Task: Retype the records from the line with "- line-number: 13: [0, 309, 18, 325]" up to and including the line with "- header-name: User-Agent:: [30, 100, 125, 116]", exactly as they stand.

########

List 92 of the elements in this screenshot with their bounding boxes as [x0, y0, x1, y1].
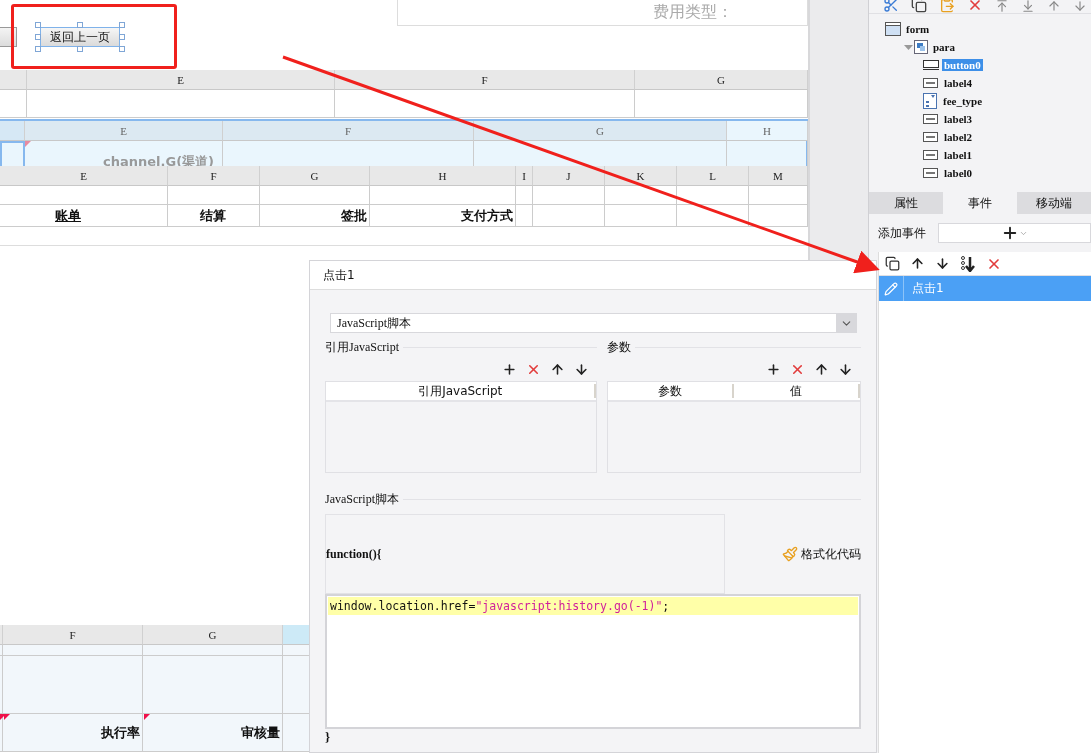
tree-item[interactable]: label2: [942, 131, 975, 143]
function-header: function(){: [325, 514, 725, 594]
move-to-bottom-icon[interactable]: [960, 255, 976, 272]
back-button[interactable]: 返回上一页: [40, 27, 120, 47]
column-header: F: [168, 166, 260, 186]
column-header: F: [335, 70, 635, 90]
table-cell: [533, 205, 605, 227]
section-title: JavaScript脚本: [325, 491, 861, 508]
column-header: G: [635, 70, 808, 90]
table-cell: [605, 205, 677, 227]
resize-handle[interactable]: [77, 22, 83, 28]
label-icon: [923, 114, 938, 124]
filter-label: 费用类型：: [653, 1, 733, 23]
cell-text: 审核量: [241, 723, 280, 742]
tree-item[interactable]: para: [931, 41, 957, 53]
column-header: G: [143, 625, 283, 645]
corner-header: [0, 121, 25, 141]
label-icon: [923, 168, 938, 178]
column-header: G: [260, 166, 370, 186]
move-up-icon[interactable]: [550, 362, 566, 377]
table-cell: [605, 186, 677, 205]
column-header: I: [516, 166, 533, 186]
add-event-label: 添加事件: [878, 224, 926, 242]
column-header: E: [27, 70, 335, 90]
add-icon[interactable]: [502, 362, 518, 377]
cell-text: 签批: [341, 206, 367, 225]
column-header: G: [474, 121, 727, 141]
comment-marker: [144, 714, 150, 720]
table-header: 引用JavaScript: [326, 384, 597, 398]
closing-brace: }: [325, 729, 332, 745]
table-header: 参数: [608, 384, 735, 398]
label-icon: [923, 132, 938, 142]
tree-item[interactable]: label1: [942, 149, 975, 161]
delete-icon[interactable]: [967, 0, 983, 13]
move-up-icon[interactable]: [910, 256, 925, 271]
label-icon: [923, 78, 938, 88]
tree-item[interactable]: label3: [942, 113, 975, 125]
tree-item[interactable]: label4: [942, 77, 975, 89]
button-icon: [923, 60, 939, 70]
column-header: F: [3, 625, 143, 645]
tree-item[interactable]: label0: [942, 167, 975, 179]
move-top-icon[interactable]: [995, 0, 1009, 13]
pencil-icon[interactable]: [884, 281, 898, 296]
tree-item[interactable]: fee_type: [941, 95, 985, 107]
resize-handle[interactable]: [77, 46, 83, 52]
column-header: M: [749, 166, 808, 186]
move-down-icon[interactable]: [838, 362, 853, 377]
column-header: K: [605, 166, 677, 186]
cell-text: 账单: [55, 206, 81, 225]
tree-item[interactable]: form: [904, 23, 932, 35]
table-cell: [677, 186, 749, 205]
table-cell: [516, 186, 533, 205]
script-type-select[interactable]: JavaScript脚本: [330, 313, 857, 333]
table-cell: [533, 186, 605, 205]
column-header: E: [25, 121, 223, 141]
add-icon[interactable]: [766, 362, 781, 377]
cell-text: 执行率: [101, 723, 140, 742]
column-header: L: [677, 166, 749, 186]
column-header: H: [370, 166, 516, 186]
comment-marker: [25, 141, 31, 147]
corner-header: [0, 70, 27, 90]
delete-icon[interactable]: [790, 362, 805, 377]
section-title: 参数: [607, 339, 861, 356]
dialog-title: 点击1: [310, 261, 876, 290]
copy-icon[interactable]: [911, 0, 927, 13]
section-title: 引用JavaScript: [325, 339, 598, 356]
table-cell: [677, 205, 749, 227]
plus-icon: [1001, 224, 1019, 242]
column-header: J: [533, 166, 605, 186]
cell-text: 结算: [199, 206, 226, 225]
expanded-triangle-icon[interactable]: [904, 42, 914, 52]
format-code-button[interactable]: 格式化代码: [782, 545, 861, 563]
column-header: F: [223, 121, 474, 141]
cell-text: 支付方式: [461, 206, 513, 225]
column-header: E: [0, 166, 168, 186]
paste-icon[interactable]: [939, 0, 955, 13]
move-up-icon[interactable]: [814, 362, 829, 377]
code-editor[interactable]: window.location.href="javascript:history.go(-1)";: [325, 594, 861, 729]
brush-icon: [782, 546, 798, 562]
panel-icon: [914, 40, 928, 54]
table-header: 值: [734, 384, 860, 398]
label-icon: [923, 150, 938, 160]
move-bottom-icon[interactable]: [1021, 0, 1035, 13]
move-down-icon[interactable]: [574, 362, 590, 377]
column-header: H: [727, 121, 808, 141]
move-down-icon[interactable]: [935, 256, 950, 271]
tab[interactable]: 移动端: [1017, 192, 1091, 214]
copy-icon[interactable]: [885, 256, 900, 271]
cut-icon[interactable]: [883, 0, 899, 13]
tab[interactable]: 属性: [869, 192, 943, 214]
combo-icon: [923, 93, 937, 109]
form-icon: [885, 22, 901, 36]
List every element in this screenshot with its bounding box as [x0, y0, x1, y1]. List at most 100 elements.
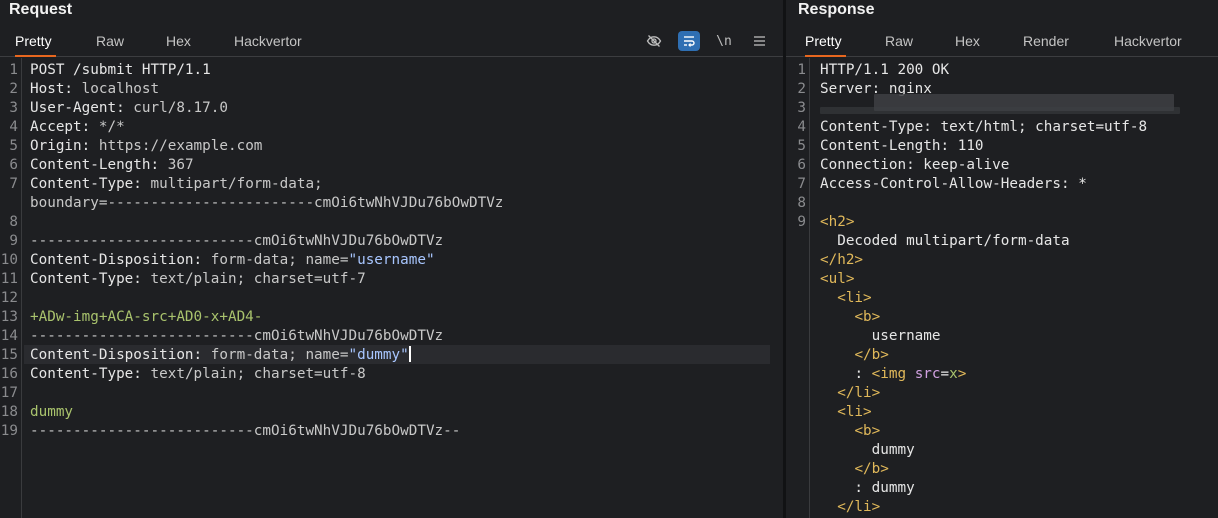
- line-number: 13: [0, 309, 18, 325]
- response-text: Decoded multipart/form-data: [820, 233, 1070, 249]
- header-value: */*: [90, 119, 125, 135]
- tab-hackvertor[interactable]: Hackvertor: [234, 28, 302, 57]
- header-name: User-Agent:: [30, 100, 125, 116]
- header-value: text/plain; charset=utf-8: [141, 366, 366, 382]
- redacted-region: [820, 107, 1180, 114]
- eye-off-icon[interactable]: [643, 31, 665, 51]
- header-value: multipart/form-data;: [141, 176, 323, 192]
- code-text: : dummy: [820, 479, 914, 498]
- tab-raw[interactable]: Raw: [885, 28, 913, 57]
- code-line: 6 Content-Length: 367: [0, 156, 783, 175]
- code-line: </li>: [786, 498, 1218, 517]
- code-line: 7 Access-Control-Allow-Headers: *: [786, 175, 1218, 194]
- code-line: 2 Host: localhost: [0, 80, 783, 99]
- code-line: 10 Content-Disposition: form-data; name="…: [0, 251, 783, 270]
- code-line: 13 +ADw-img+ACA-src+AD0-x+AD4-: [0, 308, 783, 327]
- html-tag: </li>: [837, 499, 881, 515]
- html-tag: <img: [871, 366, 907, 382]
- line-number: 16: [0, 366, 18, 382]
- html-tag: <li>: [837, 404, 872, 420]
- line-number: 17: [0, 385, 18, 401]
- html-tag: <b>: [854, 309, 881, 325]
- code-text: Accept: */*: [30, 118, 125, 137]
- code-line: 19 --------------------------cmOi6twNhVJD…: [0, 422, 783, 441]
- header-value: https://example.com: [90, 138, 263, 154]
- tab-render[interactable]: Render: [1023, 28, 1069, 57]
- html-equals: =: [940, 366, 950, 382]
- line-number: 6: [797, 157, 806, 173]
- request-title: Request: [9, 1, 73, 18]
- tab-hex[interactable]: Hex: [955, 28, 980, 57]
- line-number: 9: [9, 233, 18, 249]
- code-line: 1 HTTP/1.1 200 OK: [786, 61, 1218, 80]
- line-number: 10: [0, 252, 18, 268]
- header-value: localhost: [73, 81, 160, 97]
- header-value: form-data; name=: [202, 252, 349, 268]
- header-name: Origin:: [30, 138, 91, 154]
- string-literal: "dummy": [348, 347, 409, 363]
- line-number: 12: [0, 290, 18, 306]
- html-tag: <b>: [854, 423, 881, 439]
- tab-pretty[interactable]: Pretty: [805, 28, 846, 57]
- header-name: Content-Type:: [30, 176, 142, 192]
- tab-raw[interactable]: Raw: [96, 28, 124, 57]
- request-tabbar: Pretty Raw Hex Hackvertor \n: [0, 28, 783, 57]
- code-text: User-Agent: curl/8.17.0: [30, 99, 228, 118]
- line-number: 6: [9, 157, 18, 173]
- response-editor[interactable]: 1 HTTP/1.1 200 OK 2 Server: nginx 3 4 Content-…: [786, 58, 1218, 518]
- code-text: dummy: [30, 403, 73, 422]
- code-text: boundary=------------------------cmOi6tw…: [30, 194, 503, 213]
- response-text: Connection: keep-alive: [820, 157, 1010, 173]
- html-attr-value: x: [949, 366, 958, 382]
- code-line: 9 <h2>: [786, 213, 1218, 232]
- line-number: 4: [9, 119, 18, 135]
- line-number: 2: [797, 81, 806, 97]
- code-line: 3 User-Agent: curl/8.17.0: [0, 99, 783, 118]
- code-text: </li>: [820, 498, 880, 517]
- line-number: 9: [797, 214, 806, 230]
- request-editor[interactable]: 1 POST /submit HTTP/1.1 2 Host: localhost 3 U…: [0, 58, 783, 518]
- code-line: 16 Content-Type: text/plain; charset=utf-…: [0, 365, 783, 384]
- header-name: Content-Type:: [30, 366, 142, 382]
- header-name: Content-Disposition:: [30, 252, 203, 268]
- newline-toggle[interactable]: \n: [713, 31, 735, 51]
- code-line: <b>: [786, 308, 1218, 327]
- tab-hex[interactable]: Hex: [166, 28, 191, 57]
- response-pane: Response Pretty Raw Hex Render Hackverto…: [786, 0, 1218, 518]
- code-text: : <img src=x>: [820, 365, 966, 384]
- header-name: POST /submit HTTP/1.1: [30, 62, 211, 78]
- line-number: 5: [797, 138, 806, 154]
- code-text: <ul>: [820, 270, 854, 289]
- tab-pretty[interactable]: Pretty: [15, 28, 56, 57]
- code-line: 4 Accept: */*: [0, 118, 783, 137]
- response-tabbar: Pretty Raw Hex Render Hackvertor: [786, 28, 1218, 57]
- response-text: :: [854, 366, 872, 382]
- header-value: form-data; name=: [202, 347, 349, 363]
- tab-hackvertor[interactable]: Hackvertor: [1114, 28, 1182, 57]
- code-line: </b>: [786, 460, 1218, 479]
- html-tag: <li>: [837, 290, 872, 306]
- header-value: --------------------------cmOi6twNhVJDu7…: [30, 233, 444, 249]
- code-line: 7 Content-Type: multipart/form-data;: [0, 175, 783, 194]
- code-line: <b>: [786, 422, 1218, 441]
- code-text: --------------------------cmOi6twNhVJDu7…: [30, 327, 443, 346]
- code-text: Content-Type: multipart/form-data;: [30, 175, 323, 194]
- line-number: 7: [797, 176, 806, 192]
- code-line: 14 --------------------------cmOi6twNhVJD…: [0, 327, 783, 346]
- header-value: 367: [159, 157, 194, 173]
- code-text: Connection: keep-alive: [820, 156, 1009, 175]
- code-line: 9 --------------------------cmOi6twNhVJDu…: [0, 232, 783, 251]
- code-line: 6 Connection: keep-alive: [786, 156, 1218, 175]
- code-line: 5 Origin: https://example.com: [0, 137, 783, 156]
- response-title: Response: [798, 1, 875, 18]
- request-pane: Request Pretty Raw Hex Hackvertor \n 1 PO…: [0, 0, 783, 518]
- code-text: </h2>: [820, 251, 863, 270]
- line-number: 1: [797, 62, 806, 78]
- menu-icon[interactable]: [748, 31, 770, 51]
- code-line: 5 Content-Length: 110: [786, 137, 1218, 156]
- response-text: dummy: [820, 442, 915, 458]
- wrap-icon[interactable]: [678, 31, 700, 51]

########

Reply:
- line-number: 13: [0, 309, 18, 325]
- response-text: Decoded multipart/form-data: [820, 233, 1070, 249]
- header-value: */*: [90, 119, 125, 135]
- tab-hackvertor[interactable]: Hackvertor: [234, 28, 302, 57]
- header-name: User-Agent:: [30, 100, 125, 116]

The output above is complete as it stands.